Counting only lines that hold "list", give the total and nothing more.

■ ■ ■ ■ ■

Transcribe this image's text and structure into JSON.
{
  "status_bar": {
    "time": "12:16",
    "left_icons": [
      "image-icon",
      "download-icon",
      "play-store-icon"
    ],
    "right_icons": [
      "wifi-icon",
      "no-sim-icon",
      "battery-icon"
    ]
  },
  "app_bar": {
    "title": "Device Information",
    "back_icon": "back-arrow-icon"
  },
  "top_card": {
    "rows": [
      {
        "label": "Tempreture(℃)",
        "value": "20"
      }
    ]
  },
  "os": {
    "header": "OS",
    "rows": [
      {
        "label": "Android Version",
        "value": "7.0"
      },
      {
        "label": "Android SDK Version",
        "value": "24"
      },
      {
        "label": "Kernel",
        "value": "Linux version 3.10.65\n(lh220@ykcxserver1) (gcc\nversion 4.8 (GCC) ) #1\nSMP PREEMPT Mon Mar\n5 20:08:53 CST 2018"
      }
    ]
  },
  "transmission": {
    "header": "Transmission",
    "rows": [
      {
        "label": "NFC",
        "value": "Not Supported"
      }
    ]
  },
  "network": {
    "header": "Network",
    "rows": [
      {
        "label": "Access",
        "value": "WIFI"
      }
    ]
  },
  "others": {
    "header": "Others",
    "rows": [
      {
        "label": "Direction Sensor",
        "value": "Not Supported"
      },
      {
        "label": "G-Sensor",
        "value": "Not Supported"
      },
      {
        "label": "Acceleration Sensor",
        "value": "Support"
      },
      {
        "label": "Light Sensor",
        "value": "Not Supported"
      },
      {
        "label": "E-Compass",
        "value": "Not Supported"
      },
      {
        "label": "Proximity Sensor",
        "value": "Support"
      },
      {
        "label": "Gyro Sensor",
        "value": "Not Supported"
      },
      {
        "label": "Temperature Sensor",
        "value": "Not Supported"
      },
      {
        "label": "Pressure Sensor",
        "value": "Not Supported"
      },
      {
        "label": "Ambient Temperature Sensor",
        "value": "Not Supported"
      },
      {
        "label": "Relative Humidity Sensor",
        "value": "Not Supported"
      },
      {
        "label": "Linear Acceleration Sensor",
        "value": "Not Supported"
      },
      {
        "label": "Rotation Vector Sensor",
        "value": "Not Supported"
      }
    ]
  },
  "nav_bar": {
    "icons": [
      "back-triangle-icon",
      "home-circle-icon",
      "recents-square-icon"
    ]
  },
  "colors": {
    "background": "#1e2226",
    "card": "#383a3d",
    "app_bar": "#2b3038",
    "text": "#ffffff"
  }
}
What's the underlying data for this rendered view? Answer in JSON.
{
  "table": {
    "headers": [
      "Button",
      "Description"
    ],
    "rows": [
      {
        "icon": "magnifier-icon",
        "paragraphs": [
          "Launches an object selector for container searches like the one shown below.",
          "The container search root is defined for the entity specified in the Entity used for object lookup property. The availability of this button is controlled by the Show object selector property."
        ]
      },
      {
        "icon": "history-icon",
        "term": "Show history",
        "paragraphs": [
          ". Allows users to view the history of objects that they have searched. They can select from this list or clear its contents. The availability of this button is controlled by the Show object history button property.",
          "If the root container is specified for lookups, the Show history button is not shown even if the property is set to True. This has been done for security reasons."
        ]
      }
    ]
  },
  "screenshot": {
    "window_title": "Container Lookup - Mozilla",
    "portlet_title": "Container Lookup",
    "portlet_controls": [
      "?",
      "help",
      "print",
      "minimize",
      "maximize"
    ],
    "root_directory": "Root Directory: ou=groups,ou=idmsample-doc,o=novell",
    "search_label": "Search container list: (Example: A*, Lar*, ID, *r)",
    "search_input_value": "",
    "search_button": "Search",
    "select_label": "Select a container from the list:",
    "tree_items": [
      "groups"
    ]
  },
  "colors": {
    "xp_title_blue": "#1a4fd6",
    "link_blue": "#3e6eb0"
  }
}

■ ■ ■ ■ ■

## SOLUTION TO THIS PROBLEM
3